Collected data
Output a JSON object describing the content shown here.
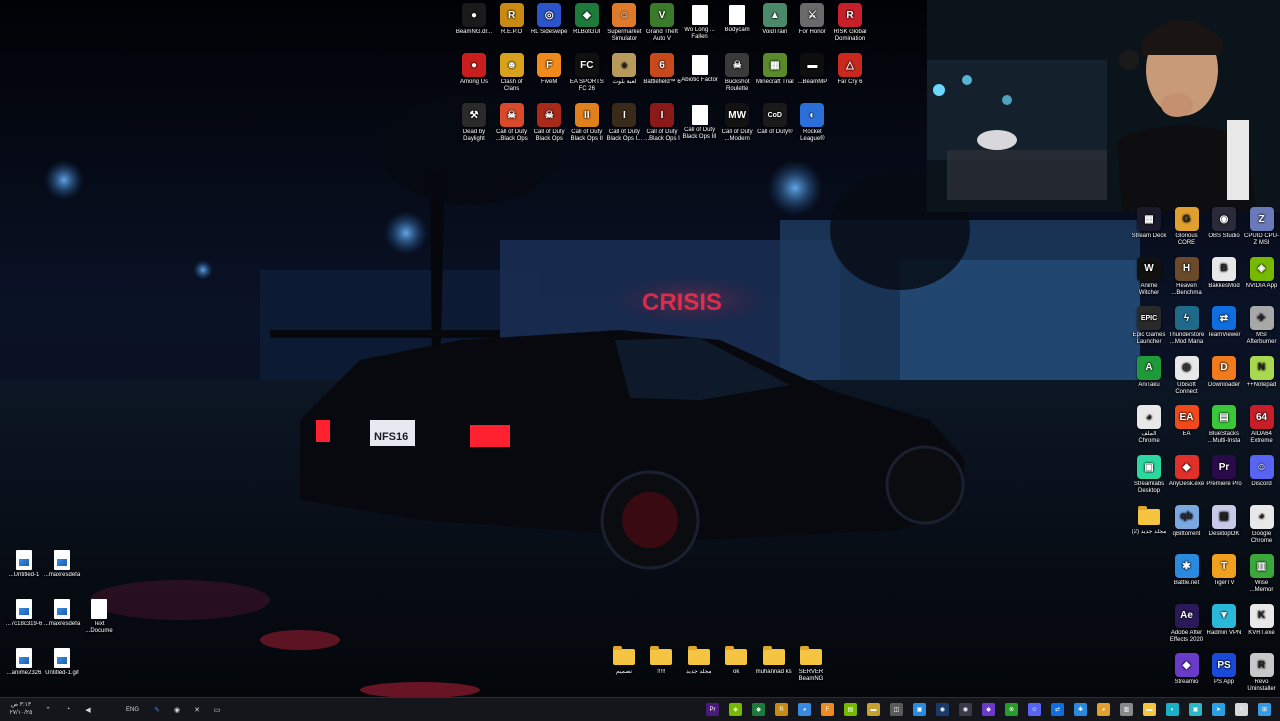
{
  "colors": {
    "taskbar_bg": "#14161c",
    "folder": "#f5c542",
    "neon_red": "#ff2e4d",
    "sky": "#0b1430"
  },
  "desktop": {
    "top_grid": [
      {
        "label": "BeamNG.dr...",
        "icon": "beamng-icon",
        "color": "#1a1a1a",
        "glyph": "●"
      },
      {
        "label": "R.E.P.O",
        "icon": "repo-icon",
        "color": "#c98a14",
        "glyph": "R"
      },
      {
        "label": "RL Sideswipe",
        "icon": "rocket-league-sideswipe-icon",
        "color": "#2b55c8",
        "glyph": "◎"
      },
      {
        "label": "RLBotGUI",
        "icon": "rlbot-icon",
        "color": "#1e7a3b",
        "glyph": "◆"
      },
      {
        "label": "Supermarket Simulator",
        "icon": "supermarket-icon",
        "color": "#e07a2b",
        "glyph": "☺"
      },
      {
        "label": "Grand Theft Auto V",
        "icon": "gta-icon",
        "color": "#3b7a2a",
        "glyph": "V"
      },
      {
        "label": "Wo Long ... Fallen",
        "icon": "file-icon",
        "color": "#ffffff",
        "glyph": ""
      },
      {
        "label": "Bodycam",
        "icon": "file-icon",
        "color": "#ffffff",
        "glyph": ""
      },
      {
        "label": "VoidTrain",
        "icon": "voidtrain-icon",
        "color": "#4a8a6a",
        "glyph": "▲"
      },
      {
        "label": "For Honor",
        "icon": "for-honor-icon",
        "color": "#6a6a6a",
        "glyph": "⚔"
      },
      {
        "label": "RISK Global Domination",
        "icon": "risk-icon",
        "color": "#c8202a",
        "glyph": "R"
      },
      {
        "label": "Among Us",
        "icon": "among-us-icon",
        "color": "#c81e1e",
        "glyph": "●"
      },
      {
        "label": "Clash of Clans",
        "icon": "clash-icon",
        "color": "#d8a21c",
        "glyph": "☻"
      },
      {
        "label": "FiveM",
        "icon": "fivem-icon",
        "color": "#f08a1c",
        "glyph": "F"
      },
      {
        "label": "EA SPORTS FC 26",
        "icon": "ea-fc-icon",
        "color": "#101010",
        "glyph": "FC"
      },
      {
        "label": "لعبة بلوت",
        "icon": "baloot-icon",
        "color": "#b89a5a",
        "glyph": "♠"
      },
      {
        "label": "Battlefield™ 6",
        "icon": "battlefield-icon",
        "color": "#c84a1c",
        "glyph": "6"
      },
      {
        "label": "Abiotic Factor",
        "icon": "file-icon",
        "color": "#ffffff",
        "glyph": ""
      },
      {
        "label": "Buckshot Roulette",
        "icon": "buckshot-icon",
        "color": "#3a3a3a",
        "glyph": "☠"
      },
      {
        "label": "Minecraft Trial",
        "icon": "minecraft-icon",
        "color": "#5a8a2a",
        "glyph": "▦"
      },
      {
        "label": "...BeamMP",
        "icon": "beammp-icon",
        "color": "#0e0e0e",
        "glyph": "▬"
      },
      {
        "label": "Far Cry 6",
        "icon": "far-cry-icon",
        "color": "#c8281e",
        "glyph": "△"
      },
      {
        "label": "Dead by Daylight",
        "icon": "dbd-icon",
        "color": "#2a2a2a",
        "glyph": "⚒"
      },
      {
        "label": "Call of Duty ...Black Ops",
        "icon": "cod-icon",
        "color": "#d84a2a",
        "glyph": "☠"
      },
      {
        "label": "Call of Duty Black Ops",
        "icon": "cod-icon",
        "color": "#aa2a1a",
        "glyph": "☠"
      },
      {
        "label": "Call of Duty Black Ops II",
        "icon": "cod-icon",
        "color": "#e0801c",
        "glyph": "II"
      },
      {
        "label": "Call of Duty Black Ops I...",
        "icon": "cod-icon",
        "color": "#3a2a1a",
        "glyph": "I"
      },
      {
        "label": "Call of Duty ...Black Ops I",
        "icon": "cod-icon",
        "color": "#8a1a1a",
        "glyph": "I"
      },
      {
        "label": "Call of Duty Black Ops III",
        "icon": "file-icon",
        "color": "#ffffff",
        "glyph": ""
      },
      {
        "label": "Call of Duty ...Modern",
        "icon": "cod-mw-icon",
        "color": "#121212",
        "glyph": "MW"
      },
      {
        "label": "Call of Duty®",
        "icon": "cod-icon",
        "color": "#1a1a1a",
        "glyph": "CoD"
      },
      {
        "label": "Rocket League®",
        "icon": "rocket-league-icon",
        "color": "#2a70d8",
        "glyph": "◐"
      }
    ],
    "right_grid": [
      {
        "label": "Stream Deck",
        "icon": "stream-deck-icon",
        "color": "#1a1a2a",
        "glyph": "▦"
      },
      {
        "label": "Glorious CORE",
        "icon": "glorious-icon",
        "color": "#e0a030",
        "glyph": "G"
      },
      {
        "label": "OBS Studio",
        "icon": "obs-icon",
        "color": "#2a2a3a",
        "glyph": "◉"
      },
      {
        "label": "CPUID CPU-Z MSI",
        "icon": "cpuz-icon",
        "color": "#6a7ab8",
        "glyph": "Z"
      },
      {
        "label": "Anime Witcher",
        "icon": "anime-witcher-icon",
        "color": "#111111",
        "glyph": "W"
      },
      {
        "label": "Heaven ...Benchma",
        "icon": "heaven-icon",
        "color": "#6a4a2a",
        "glyph": "H"
      },
      {
        "label": "BakkesMod",
        "icon": "bakkesmod-icon",
        "color": "#e8e8e8",
        "glyph": "B"
      },
      {
        "label": "NVIDIA App",
        "icon": "nvidia-icon",
        "color": "#76b900",
        "glyph": "◈"
      },
      {
        "label": "Epic Games Launcher",
        "icon": "epic-icon",
        "color": "#2a2a2a",
        "glyph": "EPIC"
      },
      {
        "label": "Thunderstore ...Mod Mana",
        "icon": "thunderstore-icon",
        "color": "#1f6a8a",
        "glyph": "ϟ"
      },
      {
        "label": "TeamViewer",
        "icon": "teamviewer-icon",
        "color": "#0e6ee0",
        "glyph": "⇄"
      },
      {
        "label": "MSI Afterburner",
        "icon": "afterburner-icon",
        "color": "#a8a8a8",
        "glyph": "✈"
      },
      {
        "label": "AniTaku",
        "icon": "anitaku-icon",
        "color": "#1f9a3a",
        "glyph": "A"
      },
      {
        "label": "Ubisoft Connect",
        "icon": "ubisoft-icon",
        "color": "#e8e8e8",
        "glyph": "◎"
      },
      {
        "label": "Downloader",
        "icon": "downloader-icon",
        "color": "#f07a1c",
        "glyph": "D"
      },
      {
        "label": "++Notepad",
        "icon": "notepad-plus-icon",
        "color": "#a8d850",
        "glyph": "N"
      },
      {
        "label": "الملف Chrome",
        "icon": "chrome-icon",
        "color": "#e8e8e8",
        "glyph": "◕"
      },
      {
        "label": "EA",
        "icon": "ea-icon",
        "color": "#f04a1c",
        "glyph": "EA"
      },
      {
        "label": "BlueStacks ...Multi-Insta",
        "icon": "bluestacks-icon",
        "color": "#3ac83a",
        "glyph": "▤"
      },
      {
        "label": "AIDA64 Extreme",
        "icon": "aida64-icon",
        "color": "#c81e2a",
        "glyph": "64"
      },
      {
        "label": "Streamlabs Desktop",
        "icon": "streamlabs-icon",
        "color": "#2ad8a0",
        "glyph": "▣"
      },
      {
        "label": "AnyDesk.exe",
        "icon": "anydesk-icon",
        "color": "#e0302a",
        "glyph": "◆"
      },
      {
        "label": "Premiere Pro",
        "icon": "premiere-icon",
        "color": "#2a0a4a",
        "glyph": "Pr"
      },
      {
        "label": "Discord",
        "icon": "discord-icon",
        "color": "#5865f2",
        "glyph": "☺"
      },
      {
        "label": "مجلد جديد (2)",
        "icon": "folder-icon",
        "color": "#f5c542",
        "glyph": "",
        "folder": true
      },
      {
        "label": "qBittorrent",
        "icon": "qbittorrent-icon",
        "color": "#7aa8e0",
        "glyph": "qb"
      },
      {
        "label": "DesktopOK",
        "icon": "desktopok-icon",
        "color": "#c8c8e8",
        "glyph": "▦"
      },
      {
        "label": "Google Chrome",
        "icon": "chrome-icon",
        "color": "#e8e8e8",
        "glyph": "◕"
      },
      {
        "label": "",
        "icon": "",
        "color": "",
        "glyph": "",
        "empty": true
      },
      {
        "label": "Battle.net",
        "icon": "battlenet-icon",
        "color": "#2a8ae0",
        "glyph": "✱"
      },
      {
        "label": "TigerTV",
        "icon": "tigertv-icon",
        "color": "#f0a01c",
        "glyph": "T"
      },
      {
        "label": "Wise ...Memor",
        "icon": "wise-memory-icon",
        "color": "#3aa83a",
        "glyph": "▥"
      },
      {
        "label": "",
        "icon": "",
        "color": "",
        "glyph": "",
        "empty": true
      },
      {
        "label": "Adobe After Effects 2020",
        "icon": "after-effects-icon",
        "color": "#2a1a5a",
        "glyph": "Ae"
      },
      {
        "label": "Radmin VPN",
        "icon": "radmin-icon",
        "color": "#2ab8d8",
        "glyph": "▼"
      },
      {
        "label": "KVRT.exe",
        "icon": "kvrt-icon",
        "color": "#e8e8e8",
        "glyph": "K"
      },
      {
        "label": "",
        "icon": "",
        "color": "",
        "glyph": "",
        "empty": true
      },
      {
        "label": "Streamio",
        "icon": "stremio-icon",
        "color": "#6a3ac8",
        "glyph": "◆"
      },
      {
        "label": "PS App",
        "icon": "ps-app-icon",
        "color": "#1a4ad8",
        "glyph": "PS"
      },
      {
        "label": "Revo Uninstaller",
        "icon": "revo-icon",
        "color": "#c8c8c8",
        "glyph": "R"
      }
    ],
    "left_files": [
      {
        "label": "...Untitled-1",
        "type": "img"
      },
      {
        "label": "...maxresdefa",
        "type": "img"
      },
      {
        "label": "...7c18c319-6",
        "type": "img"
      },
      {
        "label": "...maxresdefa",
        "type": "img"
      },
      {
        "label": "Text ...Docume",
        "type": "txt"
      },
      {
        "label": "...anime2326",
        "type": "img"
      },
      {
        "label": "Untitled-1.gif",
        "type": "img"
      }
    ],
    "bottom_folders": [
      {
        "label": "تصميم"
      },
      {
        "label": "!!!!!"
      },
      {
        "label": "مجلد جديد"
      },
      {
        "label": "ok"
      },
      {
        "label": "muhannad ks"
      },
      {
        "label": "SERVER BeamNG"
      }
    ]
  },
  "wallpaper": {
    "plate_text": "NFS16",
    "neon_sign": "CRISIS"
  },
  "taskbar": {
    "time": "٣:١٣ ص",
    "date": "٢٧/١٠/٢٥",
    "language": "ENG",
    "tray_icons": [
      {
        "icon": "up-arrow-icon",
        "glyph": "⌃",
        "color": "#d8d8d8"
      },
      {
        "icon": "wifi-icon",
        "glyph": "◔",
        "color": "#d8d8d8"
      },
      {
        "icon": "volume-icon",
        "glyph": "◀",
        "color": "#d8d8d8"
      },
      {
        "icon": "pen-icon",
        "glyph": "✎",
        "color": "#3a8ae0"
      },
      {
        "icon": "steam-icon",
        "glyph": "◉",
        "color": "#d8d8d8"
      },
      {
        "icon": "close-x-icon",
        "glyph": "✕",
        "color": "#d8d8d8"
      },
      {
        "icon": "monitor-icon",
        "glyph": "▭",
        "color": "#d8d8d8"
      }
    ],
    "pinned": [
      {
        "icon": "premiere-icon",
        "glyph": "Pr",
        "color": "#4a1a7a"
      },
      {
        "icon": "nvidia-icon",
        "glyph": "◈",
        "color": "#76b900"
      },
      {
        "icon": "rlbot-icon",
        "glyph": "◆",
        "color": "#1e7a3b"
      },
      {
        "icon": "repo-icon",
        "glyph": "R",
        "color": "#c98a14"
      },
      {
        "icon": "chrome-icon",
        "glyph": "◕",
        "color": "#3a8ae0"
      },
      {
        "icon": "fivem-icon",
        "glyph": "F",
        "color": "#f08a1c"
      },
      {
        "icon": "geforce-icon",
        "glyph": "▤",
        "color": "#76b900"
      },
      {
        "icon": "beammp-icon",
        "glyph": "▬",
        "color": "#c8a030"
      },
      {
        "icon": "kvrt-icon",
        "glyph": "◫",
        "color": "#5a5a5a"
      },
      {
        "icon": "photos-icon",
        "glyph": "▣",
        "color": "#2a8ae0"
      },
      {
        "icon": "steam-icon",
        "glyph": "◉",
        "color": "#1a3a6a"
      },
      {
        "icon": "obs-icon",
        "glyph": "◉",
        "color": "#3a3a4a"
      },
      {
        "icon": "stremio-icon",
        "glyph": "◆",
        "color": "#6a3ac8"
      },
      {
        "icon": "xbox-icon",
        "glyph": "⊗",
        "color": "#2a9a2a"
      },
      {
        "icon": "discord-icon",
        "glyph": "☺",
        "color": "#5865f2"
      },
      {
        "icon": "teamviewer-icon",
        "glyph": "⇄",
        "color": "#0e6ee0"
      },
      {
        "icon": "battlenet-icon",
        "glyph": "✱",
        "color": "#2a8ae0"
      },
      {
        "icon": "chrome-icon",
        "glyph": "◕",
        "color": "#e0a030"
      },
      {
        "icon": "task-view-icon",
        "glyph": "▥",
        "color": "#8a8a8a"
      },
      {
        "icon": "file-explorer-icon",
        "glyph": "▬",
        "color": "#f5c542"
      },
      {
        "icon": "edge-icon",
        "glyph": "◐",
        "color": "#1ab0c8"
      },
      {
        "icon": "photos-icon",
        "glyph": "▣",
        "color": "#2ab8c8"
      },
      {
        "icon": "telegram-icon",
        "glyph": "➤",
        "color": "#2aa0e0"
      },
      {
        "icon": "search-icon",
        "glyph": "⌕",
        "color": "#d8d8d8"
      },
      {
        "icon": "windows-start-icon",
        "glyph": "⊞",
        "color": "#3a9ae0"
      }
    ]
  }
}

__Exercise aim__: Pull out each line of the entries that contains "Duty".

__Answer to this task__:
        "label": "Call of Duty ...Black Ops",
        "label": "Call of Duty Black Ops",
        "label": "Call of Duty Black Ops II",
        "label": "Call of Duty Black Ops I...",
        "label": "Call of Duty ...Black Ops I",
        "label": "Call of Duty Black Ops III",
        "label": "Call of Duty ...Modern",
        "label": "Call of Duty®",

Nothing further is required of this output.